** EXERCISE PROMPT **
The listing below should be printed exactly, every line of it. Skip the pictures.

** DATA RECORDS **
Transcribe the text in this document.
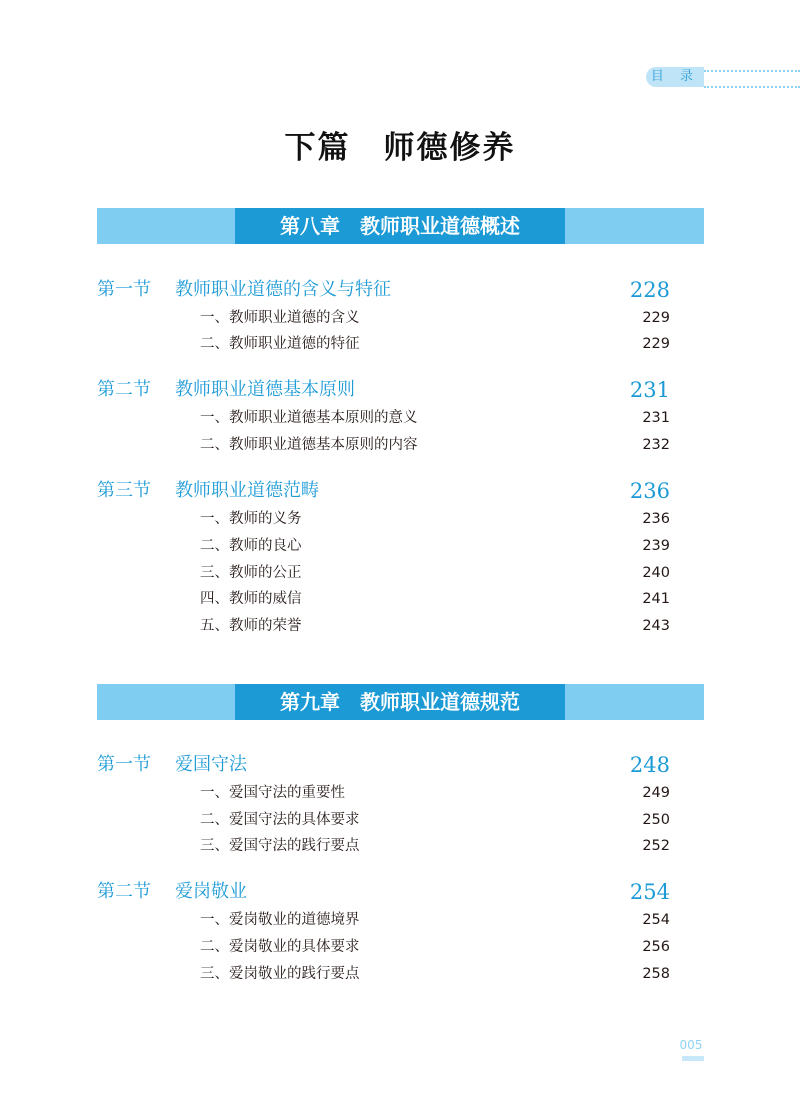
目 录
下篇　师德修养
第八章　教师职业道德概述
第一节 教师职业道德的含义与特征	228
一、教师职业道德的含义	229
二、教师职业道德的特征	229
第二节 教师职业道德基本原则	231
一、教师职业道德基本原则的意义	231
二、教师职业道德基本原则的内容	232
第三节 教师职业道德范畴	236
一、教师的义务	236
二、教师的良心	239
三、教师的公正	240
四、教师的威信	241
五、教师的荣誉	243
第九章　教师职业道德规范
第一节 爱国守法	248
一、爱国守法的重要性	249
二、爱国守法的具体要求	250
三、爱国守法的践行要点	252
第二节 爱岗敬业	254
一、爱岗敬业的道德境界	254
二、爱岗敬业的具体要求	256
三、爱岗敬业的践行要点	258
005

** CORRECT OUTPUT **
Transcribe the text in this document.
目 录
下篇　师德修养
第八章　教师职业道德概述
第一节 教师职业道德的含义与特征	228
一、教师职业道德的含义	229
二、教师职业道德的特征	229
第二节 教师职业道德基本原则	231
一、教师职业道德基本原则的意义	231
二、教师职业道德基本原则的内容	232
第三节 教师职业道德范畴	236
一、教师的义务	236
二、教师的良心	239
三、教师的公正	240
四、教师的威信	241
五、教师的荣誉	243
第九章　教师职业道德规范
第一节 爱国守法	248
一、爱国守法的重要性	249
二、爱国守法的具体要求	250
三、爱国守法的践行要点	252
第二节 爱岗敬业	254
一、爱岗敬业的道德境界	254
二、爱岗敬业的具体要求	256
三、爱岗敬业的践行要点	258
005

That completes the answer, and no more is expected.